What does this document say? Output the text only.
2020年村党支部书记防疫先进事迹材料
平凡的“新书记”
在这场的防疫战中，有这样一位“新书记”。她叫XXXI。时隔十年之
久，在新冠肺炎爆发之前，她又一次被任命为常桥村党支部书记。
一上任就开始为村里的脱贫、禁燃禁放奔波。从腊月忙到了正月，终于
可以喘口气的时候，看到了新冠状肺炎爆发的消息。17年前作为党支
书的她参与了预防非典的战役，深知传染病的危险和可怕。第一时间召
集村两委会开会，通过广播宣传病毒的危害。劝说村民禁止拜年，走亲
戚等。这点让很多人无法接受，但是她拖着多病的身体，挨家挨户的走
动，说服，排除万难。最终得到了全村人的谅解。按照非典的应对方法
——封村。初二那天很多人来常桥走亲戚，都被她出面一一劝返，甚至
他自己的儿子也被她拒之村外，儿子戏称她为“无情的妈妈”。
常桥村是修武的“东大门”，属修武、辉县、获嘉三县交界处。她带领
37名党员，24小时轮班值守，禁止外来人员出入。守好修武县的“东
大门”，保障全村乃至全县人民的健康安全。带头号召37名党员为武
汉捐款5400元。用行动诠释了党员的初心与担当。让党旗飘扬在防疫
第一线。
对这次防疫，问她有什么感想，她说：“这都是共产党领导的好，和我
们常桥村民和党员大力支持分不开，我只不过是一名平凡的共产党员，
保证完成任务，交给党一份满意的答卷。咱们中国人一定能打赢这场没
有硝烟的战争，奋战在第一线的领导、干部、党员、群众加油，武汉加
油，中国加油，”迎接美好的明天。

...

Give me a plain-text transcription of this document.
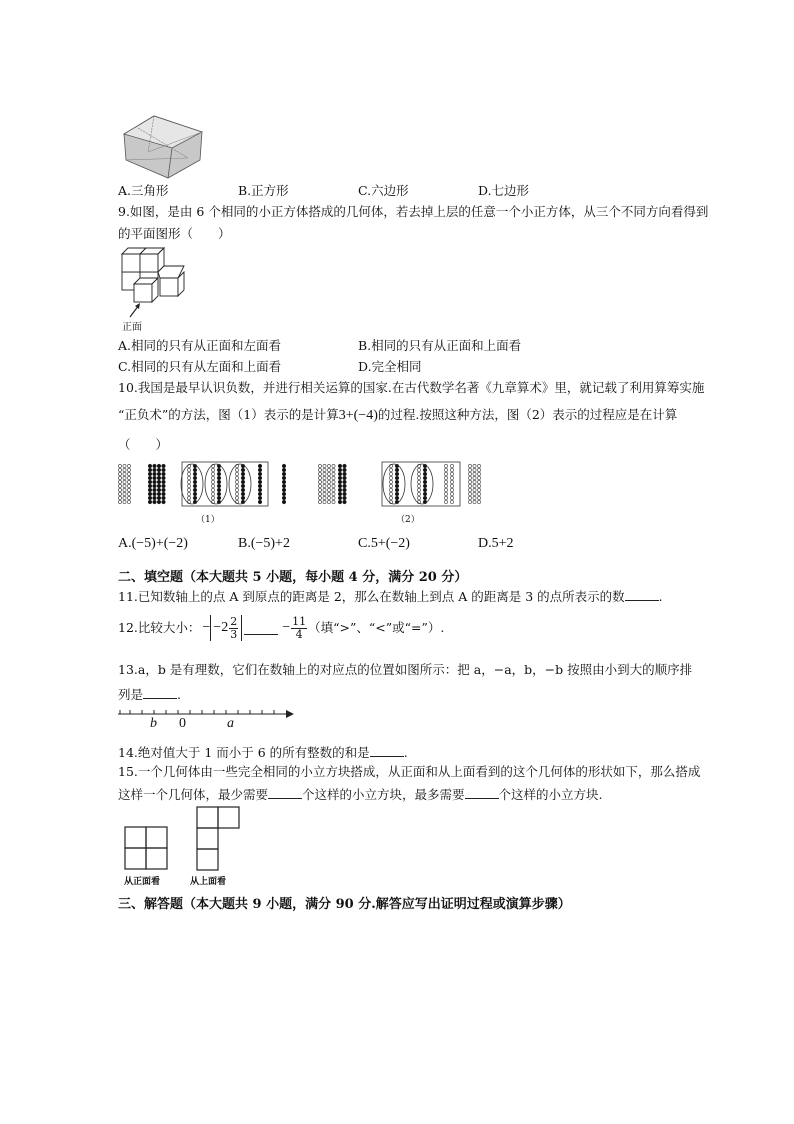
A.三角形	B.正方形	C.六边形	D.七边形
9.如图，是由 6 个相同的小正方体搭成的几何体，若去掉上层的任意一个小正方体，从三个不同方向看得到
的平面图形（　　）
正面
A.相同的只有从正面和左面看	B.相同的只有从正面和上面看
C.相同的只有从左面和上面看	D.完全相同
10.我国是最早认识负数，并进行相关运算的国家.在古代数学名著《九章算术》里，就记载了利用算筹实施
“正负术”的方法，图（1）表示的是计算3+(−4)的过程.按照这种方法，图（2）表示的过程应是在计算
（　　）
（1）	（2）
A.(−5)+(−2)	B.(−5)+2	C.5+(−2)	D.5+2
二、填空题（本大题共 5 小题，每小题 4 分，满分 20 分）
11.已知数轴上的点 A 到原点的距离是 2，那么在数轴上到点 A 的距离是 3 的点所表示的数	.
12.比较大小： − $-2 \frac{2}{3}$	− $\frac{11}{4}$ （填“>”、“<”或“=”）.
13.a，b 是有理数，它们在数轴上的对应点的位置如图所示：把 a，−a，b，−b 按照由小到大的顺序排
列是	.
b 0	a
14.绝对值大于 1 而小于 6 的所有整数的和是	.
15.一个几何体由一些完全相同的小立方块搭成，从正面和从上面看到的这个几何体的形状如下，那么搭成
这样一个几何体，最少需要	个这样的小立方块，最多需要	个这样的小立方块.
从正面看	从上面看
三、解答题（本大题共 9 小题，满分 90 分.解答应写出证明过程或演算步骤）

---

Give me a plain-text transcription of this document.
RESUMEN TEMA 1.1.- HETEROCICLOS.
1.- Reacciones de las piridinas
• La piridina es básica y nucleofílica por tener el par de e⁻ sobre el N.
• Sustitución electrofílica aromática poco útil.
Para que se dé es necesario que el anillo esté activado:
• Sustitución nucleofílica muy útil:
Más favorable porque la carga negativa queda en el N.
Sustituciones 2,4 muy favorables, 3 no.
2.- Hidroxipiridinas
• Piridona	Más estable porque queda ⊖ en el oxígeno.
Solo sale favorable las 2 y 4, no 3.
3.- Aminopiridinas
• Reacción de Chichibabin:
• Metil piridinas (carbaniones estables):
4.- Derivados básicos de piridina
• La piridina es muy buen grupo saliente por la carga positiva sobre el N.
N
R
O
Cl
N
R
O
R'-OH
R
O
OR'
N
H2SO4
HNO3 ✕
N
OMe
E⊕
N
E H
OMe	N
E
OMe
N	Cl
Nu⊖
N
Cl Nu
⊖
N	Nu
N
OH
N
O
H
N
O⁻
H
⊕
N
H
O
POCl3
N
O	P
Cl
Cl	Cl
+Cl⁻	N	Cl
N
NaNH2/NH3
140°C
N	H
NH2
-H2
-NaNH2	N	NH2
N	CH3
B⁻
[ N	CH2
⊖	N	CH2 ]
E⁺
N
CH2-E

## Stated exercise
Check each line above for the string "carga" and show the ones that have it.

## Complete answer
Más favorable porque la carga negativa queda en el N.
• La piridina es muy buen grupo saliente por la carga positiva sobre el N.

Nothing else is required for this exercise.